EXERCISE SET
a) Summarize the Chouteau v. Webster opinion in two sentences.
b) Carry the Chouteau v. Webster opinion forward past its last sentence.

PAGE TEXT
****************

Chouteau v. Webster

Shaw, C. J.

It is admitted that these notes were duly made and indorsed; that they were seasonably presented for payment, at the bank in New York, where by their terms they were payable, and payment refused; that notice thereof, in due form, was seasonably prepared by the proper officer, and put into the post office; and the only question is, whether, under the circumstances stated, it was rightly addressed to the defendant, at Washington

The mercantile law, regulating the liabilities of parties to notes and bills, does not require proof of actual notice of dishonor to an indorser, in order to charge him; but reasonable care and diligence in giving such notice.

The inference is very strong from the facts stated, as strong, perhaps, as mere circumstantial evidence could make it, that the notice actually reached the defendant at Washington. He was a senator of the United States; the senate was then in session; and such precautions were taken, in regard to letters addressed to senators, as to ensure their delivery with prompt ness and certainty.

The ground relied upon, to show that such notice was not sufficient, is, that the defendant’s general domicil and place of business was in the city of Boston, where he had, at all times, an agent, who had the charge and management of his affairs. But it does not appear that he had made any request to have notices sent to him at Boston, or that any actual or constructive notice was had by the holder of these notes, that he had an agent at Boston. This fact, therefore, must be considered immaterial. The defendant, though his domicil was at Boston, was actually resident at Washington, in discharge of his public duties as a senator, at a session of congress, called by public proclamation, and continued until after the time at which this notice was sent; so that the place, where he might be presumed to be actually residing, was fixed and well known by the nature of these duties. Under these circumstances, the court are of opinion, that notice to the defendant, by mail, addressed to *6him at Washington, was good and sufficient notice of the dishonor of these notes.

This decision is founded on the circumstances of the particular case, and may be varied by other facts. It is not like the case of a merchant stopping, for a day or two, at a hotel or watering place, or on a journey of business or pleasure; though we are not prepared to say that actual personal notice to an mdorser, at such place, would not be sufficient; but of this we give no opinion.

****************

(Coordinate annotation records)
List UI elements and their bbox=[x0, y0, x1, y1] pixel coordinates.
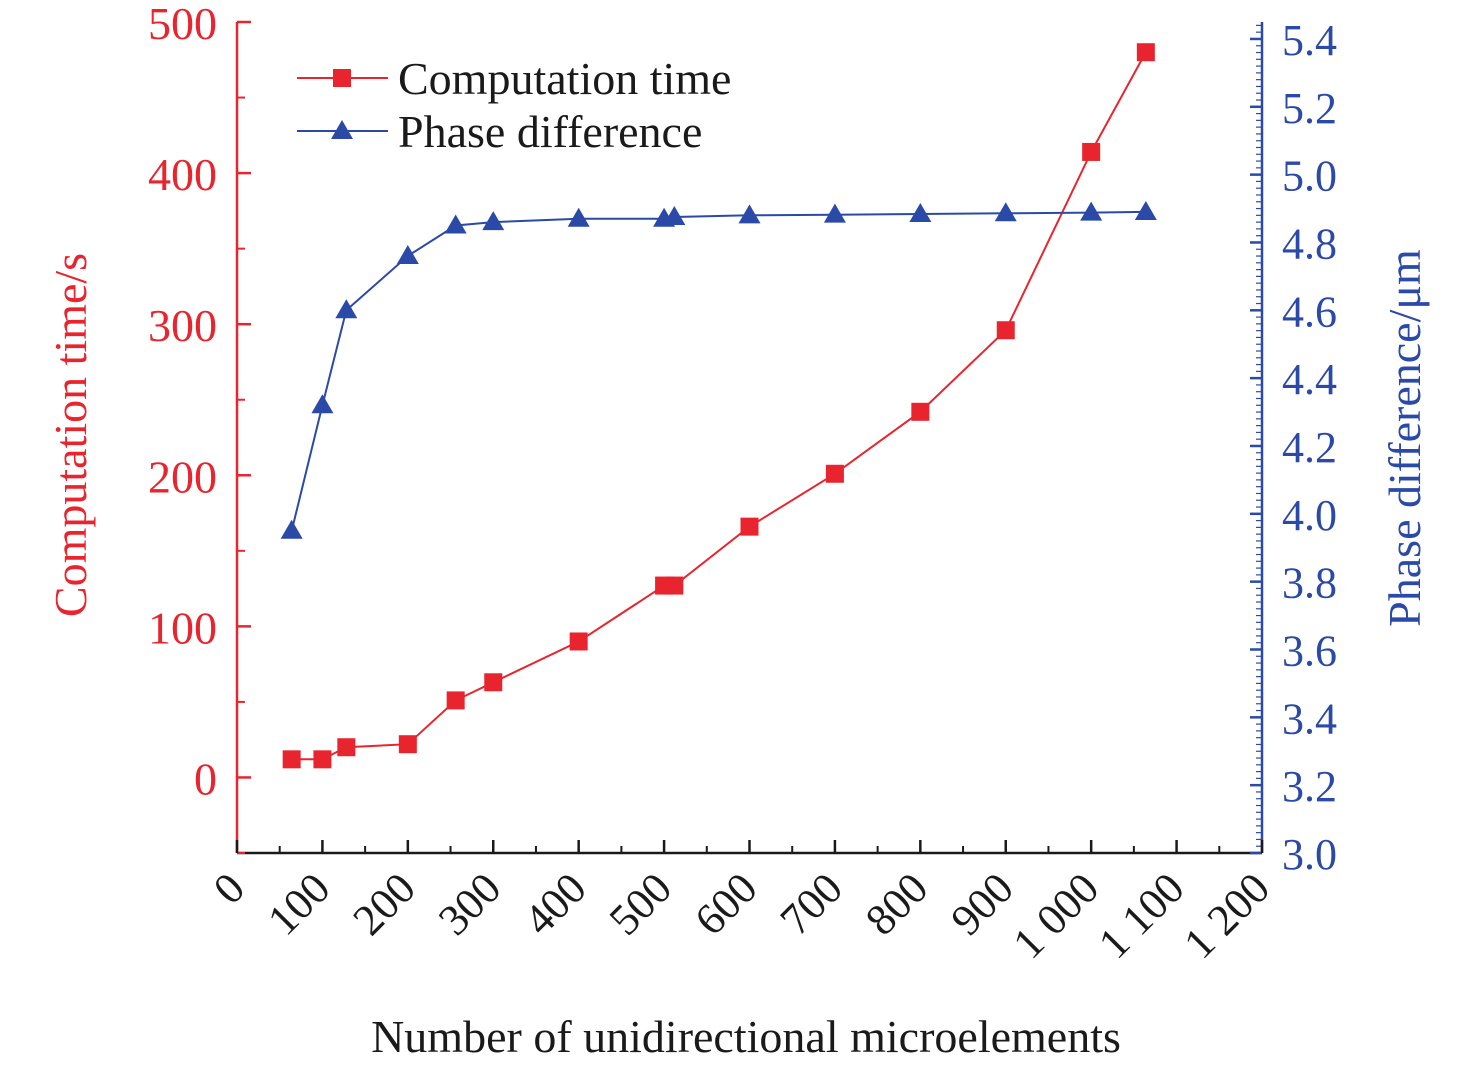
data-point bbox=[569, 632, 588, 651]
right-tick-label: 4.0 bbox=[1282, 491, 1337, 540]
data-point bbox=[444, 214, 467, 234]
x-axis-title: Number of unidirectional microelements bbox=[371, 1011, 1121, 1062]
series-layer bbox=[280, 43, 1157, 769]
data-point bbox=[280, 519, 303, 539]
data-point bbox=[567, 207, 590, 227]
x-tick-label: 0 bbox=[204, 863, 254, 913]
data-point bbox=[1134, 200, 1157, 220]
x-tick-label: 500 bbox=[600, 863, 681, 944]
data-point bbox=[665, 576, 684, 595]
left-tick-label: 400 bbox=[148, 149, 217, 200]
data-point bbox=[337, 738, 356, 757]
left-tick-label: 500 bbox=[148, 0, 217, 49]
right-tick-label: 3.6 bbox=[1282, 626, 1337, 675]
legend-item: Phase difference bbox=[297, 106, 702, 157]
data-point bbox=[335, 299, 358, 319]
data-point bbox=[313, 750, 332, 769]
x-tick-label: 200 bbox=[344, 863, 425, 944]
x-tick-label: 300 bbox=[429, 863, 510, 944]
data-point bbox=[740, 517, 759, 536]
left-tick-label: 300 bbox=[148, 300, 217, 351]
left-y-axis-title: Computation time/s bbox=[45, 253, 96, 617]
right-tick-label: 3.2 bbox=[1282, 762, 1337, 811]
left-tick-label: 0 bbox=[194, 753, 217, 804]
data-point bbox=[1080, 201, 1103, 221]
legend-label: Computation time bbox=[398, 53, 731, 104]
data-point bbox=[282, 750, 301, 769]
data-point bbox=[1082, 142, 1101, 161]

****************

THE RESPONSES
a) The court holds that notice of the notes' dishonor mailed to the defendant at Washington was good and sufficient, since the law requires reasonable care and diligence rather than proof of actual notice, and he was then residing there as a senator during a session of congress. His domicil and agent in Boston were immaterial, because he had not asked for notices to be sent there and the holder had no notice of the agent.

b)
Nor is it like the case of a banker or merchant, having extensive dealings in negotiable securities, having an open, fixed, and well-known establishment and place of business, with agents having the custody of his funds, the keeping of his accounts, and generally charged with the transaction of his business in his absence. Such circumstances might, perhaps, amount to constructive notice to the holders of such securities, that such was the indorser’s place of business, and of his request and direction that notice should be addressed to him there. It might, in this view, be sufficient to show, that notice so given would be good and sufficient, though it would still be open to the question, whether other notice would not be equally good.

The fact of domicil is one circumstance only, in determining where notice shall be given. A man may retain his domicil at a place, though in fact personally absent therefrom, and absent with his family for years. Such is the condition of a president of the United States, or cabinet minister, residing at Washington, or of an ambassador in a foreign country. His domicil is not thereby changed; but yet we cannot doubt, that notice to such public officer, at the place of his actual residence, to which, for the time being, he is fixed by his public duty, would be good notice. Yet the'only distinction between a president of the United States and a senator is, that the residence of the former at Washington is somewhat more protracted, and uninterrupted by the intervals between sessions of congress, than that of the latter.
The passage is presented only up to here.